--- DATA EXCERPTS ---
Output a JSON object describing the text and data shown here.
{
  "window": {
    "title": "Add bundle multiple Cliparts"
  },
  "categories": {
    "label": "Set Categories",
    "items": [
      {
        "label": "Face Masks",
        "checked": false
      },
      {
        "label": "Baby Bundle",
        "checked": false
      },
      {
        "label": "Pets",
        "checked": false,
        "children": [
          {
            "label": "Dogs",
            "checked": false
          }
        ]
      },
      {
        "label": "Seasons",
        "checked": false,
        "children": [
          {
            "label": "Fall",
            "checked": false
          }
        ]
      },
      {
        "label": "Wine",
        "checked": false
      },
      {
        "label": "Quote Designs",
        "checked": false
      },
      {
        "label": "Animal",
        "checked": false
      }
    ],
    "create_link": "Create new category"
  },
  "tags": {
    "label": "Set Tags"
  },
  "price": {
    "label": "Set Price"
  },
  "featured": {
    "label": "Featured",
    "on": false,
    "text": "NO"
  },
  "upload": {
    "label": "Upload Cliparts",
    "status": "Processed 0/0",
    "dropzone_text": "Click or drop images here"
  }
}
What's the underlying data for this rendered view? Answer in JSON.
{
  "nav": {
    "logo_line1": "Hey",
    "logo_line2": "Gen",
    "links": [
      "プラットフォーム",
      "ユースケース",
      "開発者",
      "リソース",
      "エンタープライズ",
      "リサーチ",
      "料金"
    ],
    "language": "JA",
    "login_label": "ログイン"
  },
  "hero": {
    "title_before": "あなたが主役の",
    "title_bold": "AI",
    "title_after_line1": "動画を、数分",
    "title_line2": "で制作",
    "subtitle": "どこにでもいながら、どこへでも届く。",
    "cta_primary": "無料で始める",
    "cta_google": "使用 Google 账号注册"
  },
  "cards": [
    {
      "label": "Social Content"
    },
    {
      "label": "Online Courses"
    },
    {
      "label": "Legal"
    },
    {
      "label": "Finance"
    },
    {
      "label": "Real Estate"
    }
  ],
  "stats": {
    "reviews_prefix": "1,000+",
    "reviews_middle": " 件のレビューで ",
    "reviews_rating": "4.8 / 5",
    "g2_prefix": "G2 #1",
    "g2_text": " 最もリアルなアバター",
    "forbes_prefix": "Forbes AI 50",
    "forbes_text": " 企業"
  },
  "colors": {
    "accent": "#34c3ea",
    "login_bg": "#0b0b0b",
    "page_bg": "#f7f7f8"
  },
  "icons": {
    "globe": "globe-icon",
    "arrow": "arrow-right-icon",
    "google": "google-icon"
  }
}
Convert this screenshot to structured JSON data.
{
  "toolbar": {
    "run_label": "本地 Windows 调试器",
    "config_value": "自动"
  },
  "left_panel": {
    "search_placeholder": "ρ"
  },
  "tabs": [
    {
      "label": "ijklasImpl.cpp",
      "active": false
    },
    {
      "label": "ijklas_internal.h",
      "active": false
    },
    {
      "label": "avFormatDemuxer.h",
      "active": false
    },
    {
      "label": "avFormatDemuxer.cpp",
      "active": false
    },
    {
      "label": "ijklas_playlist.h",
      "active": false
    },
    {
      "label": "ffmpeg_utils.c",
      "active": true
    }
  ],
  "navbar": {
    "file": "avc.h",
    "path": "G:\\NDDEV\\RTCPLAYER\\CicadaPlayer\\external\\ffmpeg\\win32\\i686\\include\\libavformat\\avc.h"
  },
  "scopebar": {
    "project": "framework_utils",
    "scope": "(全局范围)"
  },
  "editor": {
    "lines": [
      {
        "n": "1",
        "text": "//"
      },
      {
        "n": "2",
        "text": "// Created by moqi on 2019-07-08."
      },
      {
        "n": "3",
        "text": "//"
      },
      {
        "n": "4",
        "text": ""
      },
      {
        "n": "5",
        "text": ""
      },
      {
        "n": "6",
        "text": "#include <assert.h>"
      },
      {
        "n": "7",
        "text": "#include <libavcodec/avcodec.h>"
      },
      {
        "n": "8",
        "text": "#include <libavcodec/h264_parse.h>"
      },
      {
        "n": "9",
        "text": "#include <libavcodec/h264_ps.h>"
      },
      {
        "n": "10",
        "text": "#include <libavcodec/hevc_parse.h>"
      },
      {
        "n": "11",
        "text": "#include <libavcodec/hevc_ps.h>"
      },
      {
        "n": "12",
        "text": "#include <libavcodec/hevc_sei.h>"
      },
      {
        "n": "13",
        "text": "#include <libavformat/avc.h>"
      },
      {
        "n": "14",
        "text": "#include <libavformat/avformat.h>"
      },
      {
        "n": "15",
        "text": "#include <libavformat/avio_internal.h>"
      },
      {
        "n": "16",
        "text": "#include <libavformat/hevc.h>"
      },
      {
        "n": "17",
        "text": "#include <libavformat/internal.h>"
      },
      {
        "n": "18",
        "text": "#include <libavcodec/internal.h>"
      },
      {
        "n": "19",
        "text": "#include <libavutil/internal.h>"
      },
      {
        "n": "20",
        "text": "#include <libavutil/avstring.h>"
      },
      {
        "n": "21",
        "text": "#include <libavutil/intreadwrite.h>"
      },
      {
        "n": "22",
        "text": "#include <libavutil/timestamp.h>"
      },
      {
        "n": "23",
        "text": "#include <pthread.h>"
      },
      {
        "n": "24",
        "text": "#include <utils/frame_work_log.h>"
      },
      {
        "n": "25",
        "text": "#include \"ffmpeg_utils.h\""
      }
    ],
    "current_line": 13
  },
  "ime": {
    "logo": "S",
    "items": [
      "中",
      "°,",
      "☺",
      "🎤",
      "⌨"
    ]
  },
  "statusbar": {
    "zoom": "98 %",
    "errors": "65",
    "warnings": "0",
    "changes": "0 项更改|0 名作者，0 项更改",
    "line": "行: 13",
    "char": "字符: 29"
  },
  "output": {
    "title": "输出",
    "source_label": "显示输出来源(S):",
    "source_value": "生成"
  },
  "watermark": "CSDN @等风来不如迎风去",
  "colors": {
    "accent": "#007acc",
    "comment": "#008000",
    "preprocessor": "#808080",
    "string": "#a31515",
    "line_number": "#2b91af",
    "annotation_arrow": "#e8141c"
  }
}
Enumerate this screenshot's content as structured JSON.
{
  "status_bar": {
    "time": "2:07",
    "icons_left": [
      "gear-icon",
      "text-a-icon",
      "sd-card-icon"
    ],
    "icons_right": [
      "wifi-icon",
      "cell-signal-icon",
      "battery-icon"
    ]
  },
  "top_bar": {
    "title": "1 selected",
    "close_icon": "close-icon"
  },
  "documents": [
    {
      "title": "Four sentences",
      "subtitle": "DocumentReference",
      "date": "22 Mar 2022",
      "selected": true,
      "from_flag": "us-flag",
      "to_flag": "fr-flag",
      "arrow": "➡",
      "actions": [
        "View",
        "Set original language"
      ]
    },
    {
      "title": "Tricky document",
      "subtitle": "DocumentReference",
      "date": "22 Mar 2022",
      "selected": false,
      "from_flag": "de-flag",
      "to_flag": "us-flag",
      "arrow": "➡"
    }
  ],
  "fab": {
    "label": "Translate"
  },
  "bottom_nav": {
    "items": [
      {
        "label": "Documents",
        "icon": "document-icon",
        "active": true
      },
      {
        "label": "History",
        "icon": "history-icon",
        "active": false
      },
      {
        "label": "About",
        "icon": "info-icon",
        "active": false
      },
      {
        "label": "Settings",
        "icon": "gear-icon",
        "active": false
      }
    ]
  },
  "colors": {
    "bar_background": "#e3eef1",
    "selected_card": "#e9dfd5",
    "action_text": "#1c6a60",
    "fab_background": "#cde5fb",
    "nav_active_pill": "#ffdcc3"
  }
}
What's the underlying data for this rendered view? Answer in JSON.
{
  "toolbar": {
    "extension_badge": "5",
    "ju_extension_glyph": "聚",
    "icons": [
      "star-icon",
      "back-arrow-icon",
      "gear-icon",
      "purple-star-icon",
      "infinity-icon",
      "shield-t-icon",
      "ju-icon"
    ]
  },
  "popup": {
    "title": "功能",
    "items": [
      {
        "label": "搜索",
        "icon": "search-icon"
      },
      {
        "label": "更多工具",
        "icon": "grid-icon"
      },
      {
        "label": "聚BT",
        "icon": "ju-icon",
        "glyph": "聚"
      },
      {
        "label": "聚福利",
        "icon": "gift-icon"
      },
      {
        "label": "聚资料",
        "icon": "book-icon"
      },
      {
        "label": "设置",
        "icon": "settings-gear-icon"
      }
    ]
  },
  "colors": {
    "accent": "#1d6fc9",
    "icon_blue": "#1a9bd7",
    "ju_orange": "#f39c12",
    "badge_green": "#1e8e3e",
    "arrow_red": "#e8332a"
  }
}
---
EXERCISE GOAL:
In the listing above, how many lines include the word "this"? Answer with the number and nothing more.

FINAL RESULT:
4